**To be done**
From the listing, collect all lines containing the word "color".
************
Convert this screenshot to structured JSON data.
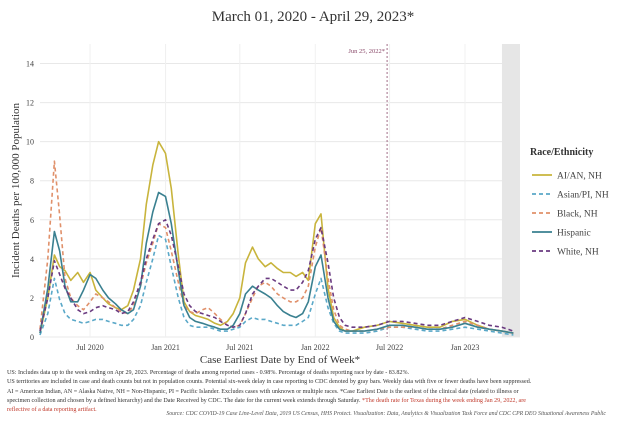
{
  "chart_data": {
    "type": "line",
    "title": "March 01, 2020 - April 29, 2023*",
    "xlabel": "Case Earliest Date by End of Week*",
    "ylabel": "Incident Deaths per 100,000 Population",
    "ylim": [
      0,
      15
    ],
    "yticks": [
      0,
      2,
      4,
      6,
      8,
      10,
      12,
      14
    ],
    "xlim": [
      "2020-03-01",
      "2023-05-15"
    ],
    "xticks": [
      {
        "date": "2020-07-01",
        "label": "Jul 2020"
      },
      {
        "date": "2021-01-01",
        "label": "Jan 2021"
      },
      {
        "date": "2021-07-01",
        "label": "Jul 2021"
      },
      {
        "date": "2022-01-01",
        "label": "Jan 2022"
      },
      {
        "date": "2022-07-01",
        "label": "Jul 2022"
      },
      {
        "date": "2023-01-01",
        "label": "Jan 2023"
      }
    ],
    "grid": true,
    "legend_position": "right",
    "legend_title": "Race/Ethnicity",
    "annotation": {
      "date": "2022-06-25",
      "label": "Jun 25, 2022*"
    },
    "shaded_region": {
      "start": "2023-04-01",
      "end": "2023-05-15"
    },
    "x": [
      "2020-03-01",
      "2020-03-20",
      "2020-04-05",
      "2020-04-18",
      "2020-05-01",
      "2020-05-15",
      "2020-06-01",
      "2020-06-15",
      "2020-07-01",
      "2020-07-15",
      "2020-08-01",
      "2020-08-15",
      "2020-09-01",
      "2020-09-15",
      "2020-10-01",
      "2020-10-15",
      "2020-11-01",
      "2020-11-15",
      "2020-12-01",
      "2020-12-15",
      "2021-01-01",
      "2021-01-15",
      "2021-02-01",
      "2021-02-15",
      "2021-03-01",
      "2021-03-15",
      "2021-04-01",
      "2021-04-15",
      "2021-05-01",
      "2021-05-15",
      "2021-06-01",
      "2021-06-15",
      "2021-07-01",
      "2021-07-15",
      "2021-08-01",
      "2021-08-15",
      "2021-09-01",
      "2021-09-15",
      "2021-10-01",
      "2021-10-15",
      "2021-11-01",
      "2021-11-15",
      "2021-12-01",
      "2021-12-15",
      "2022-01-01",
      "2022-01-15",
      "2022-02-01",
      "2022-02-15",
      "2022-03-01",
      "2022-03-15",
      "2022-04-01",
      "2022-05-01",
      "2022-06-01",
      "2022-07-01",
      "2022-08-01",
      "2022-09-01",
      "2022-10-01",
      "2022-11-01",
      "2022-12-01",
      "2023-01-01",
      "2023-02-01",
      "2023-03-01",
      "2023-04-01",
      "2023-04-29"
    ],
    "series": [
      {
        "name": "AI/AN, NH",
        "color": "#c8b43c",
        "dash": "solid",
        "values": [
          0.2,
          2.0,
          4.2,
          3.6,
          3.4,
          2.9,
          3.3,
          2.8,
          3.3,
          2.4,
          2.0,
          1.7,
          1.5,
          1.4,
          1.6,
          2.4,
          4.0,
          6.8,
          8.8,
          10.0,
          9.4,
          7.6,
          4.2,
          1.8,
          1.3,
          1.1,
          1.0,
          0.9,
          0.7,
          0.6,
          0.8,
          1.2,
          2.0,
          3.8,
          4.6,
          4.0,
          3.6,
          3.8,
          3.5,
          3.3,
          3.3,
          3.1,
          3.3,
          2.9,
          5.8,
          6.3,
          2.5,
          1.0,
          0.5,
          0.3,
          0.3,
          0.5,
          0.6,
          0.8,
          0.7,
          0.6,
          0.5,
          0.5,
          0.8,
          0.9,
          0.6,
          0.4,
          0.3,
          0.2
        ]
      },
      {
        "name": "Asian/PI, NH",
        "color": "#5aa8c8",
        "dash": "4,3",
        "values": [
          0.1,
          1.2,
          3.0,
          1.9,
          1.2,
          0.9,
          0.8,
          0.7,
          0.8,
          0.9,
          0.9,
          0.8,
          0.7,
          0.6,
          0.6,
          0.9,
          1.6,
          2.8,
          4.0,
          5.2,
          5.0,
          3.6,
          2.0,
          1.0,
          0.6,
          0.5,
          0.5,
          0.5,
          0.4,
          0.3,
          0.3,
          0.4,
          0.5,
          0.8,
          1.0,
          0.9,
          0.9,
          0.8,
          0.7,
          0.6,
          0.6,
          0.6,
          0.8,
          1.0,
          2.2,
          3.0,
          1.5,
          0.7,
          0.3,
          0.2,
          0.2,
          0.2,
          0.3,
          0.5,
          0.5,
          0.4,
          0.3,
          0.3,
          0.4,
          0.5,
          0.4,
          0.3,
          0.2,
          0.1
        ]
      },
      {
        "name": "Black, NH",
        "color": "#e0906a",
        "dash": "4,3",
        "values": [
          0.4,
          4.0,
          9.0,
          6.2,
          3.0,
          2.0,
          1.6,
          1.4,
          1.8,
          2.2,
          2.0,
          1.8,
          1.5,
          1.3,
          1.2,
          1.6,
          2.6,
          3.8,
          4.8,
          5.8,
          5.6,
          4.4,
          2.8,
          1.6,
          1.3,
          1.2,
          1.4,
          1.5,
          1.2,
          0.9,
          0.6,
          0.5,
          0.6,
          1.2,
          2.0,
          2.6,
          2.8,
          2.6,
          2.2,
          2.0,
          1.8,
          1.8,
          2.0,
          2.6,
          4.6,
          5.6,
          3.0,
          1.4,
          0.6,
          0.4,
          0.3,
          0.3,
          0.4,
          0.5,
          0.5,
          0.5,
          0.4,
          0.4,
          0.6,
          0.8,
          0.6,
          0.4,
          0.3,
          0.2
        ]
      },
      {
        "name": "Hispanic",
        "color": "#3a8090",
        "dash": "solid",
        "values": [
          0.2,
          2.5,
          5.4,
          4.4,
          2.6,
          1.8,
          1.8,
          2.4,
          3.2,
          3.0,
          2.4,
          2.0,
          1.7,
          1.4,
          1.2,
          1.4,
          2.6,
          4.8,
          6.4,
          7.4,
          7.2,
          5.8,
          3.4,
          1.6,
          1.0,
          0.8,
          0.7,
          0.6,
          0.5,
          0.4,
          0.4,
          0.6,
          1.2,
          2.2,
          2.6,
          2.4,
          2.2,
          2.0,
          1.6,
          1.3,
          1.1,
          1.0,
          1.2,
          1.8,
          3.6,
          4.2,
          2.0,
          0.8,
          0.4,
          0.3,
          0.3,
          0.3,
          0.4,
          0.6,
          0.6,
          0.5,
          0.4,
          0.4,
          0.5,
          0.7,
          0.5,
          0.4,
          0.3,
          0.2
        ]
      },
      {
        "name": "White, NH",
        "color": "#6a3a80",
        "dash": "4,3",
        "values": [
          0.3,
          2.0,
          3.9,
          3.2,
          2.5,
          2.0,
          1.4,
          1.2,
          1.3,
          1.5,
          1.6,
          1.5,
          1.4,
          1.2,
          1.3,
          1.8,
          2.8,
          4.0,
          5.0,
          5.8,
          6.0,
          5.2,
          3.6,
          2.2,
          1.6,
          1.3,
          1.2,
          1.1,
          1.0,
          0.8,
          0.6,
          0.5,
          0.6,
          1.2,
          2.2,
          2.6,
          3.0,
          3.0,
          2.8,
          2.6,
          2.4,
          2.4,
          2.8,
          3.4,
          5.0,
          5.6,
          3.8,
          2.0,
          1.0,
          0.6,
          0.5,
          0.5,
          0.6,
          0.8,
          0.8,
          0.7,
          0.6,
          0.6,
          0.8,
          1.0,
          0.8,
          0.6,
          0.5,
          0.3
        ]
      }
    ]
  },
  "footnotes": {
    "line1": "US: Includes data up to the week ending on Apr 29, 2023. Percentage of deaths among reported cases - 0.98%. Percentage of deaths reporting race by date - 83.82%.",
    "line2": "US territories are included in case and death counts but not in population counts. Potential six-week delay in case reporting to CDC denoted by gray bars. Weekly data with five or fewer deaths have been suppressed.",
    "line3": "AI = American Indian, AN = Alaska Native, NH = Non-Hispanic, PI = Pacific Islander. Excludes cases with unknown or multiple races. *Case Earliest Date is the earliest of the clinical date (related to illness or",
    "line4_start": "specimen collection and chosen by a defined hierarchy) and the Date Received by CDC. The date for the current week extends through Saturday.",
    "line4_red": "*The death rate for Texas during the week ending Jan 29, 2022, are",
    "line5_red": "reflective of a data reporting artifact.",
    "source": "Source: CDC COVID-19 Case Line-Level Data, 2019 US Census, HHS Protect. Visualization: Data, Analytics & Visualization Task Force and CDC CPR DEO Situational Awareness Public"
  }
}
************
**Solved exercise**
        "color": "#c8b43c",
        "color": "#5aa8c8",
        "color": "#e0906a",
        "color": "#3a8090",
        "color": "#6a3a80",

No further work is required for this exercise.